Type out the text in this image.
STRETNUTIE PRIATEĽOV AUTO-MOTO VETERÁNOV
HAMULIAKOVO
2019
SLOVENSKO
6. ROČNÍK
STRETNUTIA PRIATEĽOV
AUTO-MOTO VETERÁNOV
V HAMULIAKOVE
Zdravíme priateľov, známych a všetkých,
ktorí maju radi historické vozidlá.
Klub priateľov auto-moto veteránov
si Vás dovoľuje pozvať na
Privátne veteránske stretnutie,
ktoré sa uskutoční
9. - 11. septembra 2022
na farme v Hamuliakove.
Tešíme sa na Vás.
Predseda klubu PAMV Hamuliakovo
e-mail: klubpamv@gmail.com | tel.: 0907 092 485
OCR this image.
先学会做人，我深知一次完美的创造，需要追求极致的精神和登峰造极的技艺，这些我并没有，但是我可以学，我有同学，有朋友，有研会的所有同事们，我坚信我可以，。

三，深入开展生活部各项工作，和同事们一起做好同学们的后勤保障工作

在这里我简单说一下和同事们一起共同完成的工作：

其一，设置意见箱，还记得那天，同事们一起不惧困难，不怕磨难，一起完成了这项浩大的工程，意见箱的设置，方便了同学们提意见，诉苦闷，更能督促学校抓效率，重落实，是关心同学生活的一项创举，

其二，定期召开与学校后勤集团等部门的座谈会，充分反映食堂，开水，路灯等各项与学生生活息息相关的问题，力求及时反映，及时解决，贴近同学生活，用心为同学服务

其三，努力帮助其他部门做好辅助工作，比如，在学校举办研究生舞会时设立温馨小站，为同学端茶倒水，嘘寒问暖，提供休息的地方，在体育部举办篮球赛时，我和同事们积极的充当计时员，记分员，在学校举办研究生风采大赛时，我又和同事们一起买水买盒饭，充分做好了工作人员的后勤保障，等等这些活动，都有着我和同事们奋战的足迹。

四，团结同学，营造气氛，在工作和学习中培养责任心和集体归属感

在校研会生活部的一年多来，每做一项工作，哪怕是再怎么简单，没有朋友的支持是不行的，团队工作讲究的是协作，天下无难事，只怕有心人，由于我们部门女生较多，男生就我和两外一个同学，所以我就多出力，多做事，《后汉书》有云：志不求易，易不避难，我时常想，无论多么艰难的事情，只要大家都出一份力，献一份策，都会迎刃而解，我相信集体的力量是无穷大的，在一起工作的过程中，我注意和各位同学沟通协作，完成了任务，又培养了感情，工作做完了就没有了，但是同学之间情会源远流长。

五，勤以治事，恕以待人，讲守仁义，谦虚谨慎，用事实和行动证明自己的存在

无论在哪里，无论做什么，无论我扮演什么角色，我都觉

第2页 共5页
- - - -
◆ What the exercise asks: Find every line in the records that contains the word "image"; copy those lines.

◆ Full solution:
Type out the text in this image.
OCR this image.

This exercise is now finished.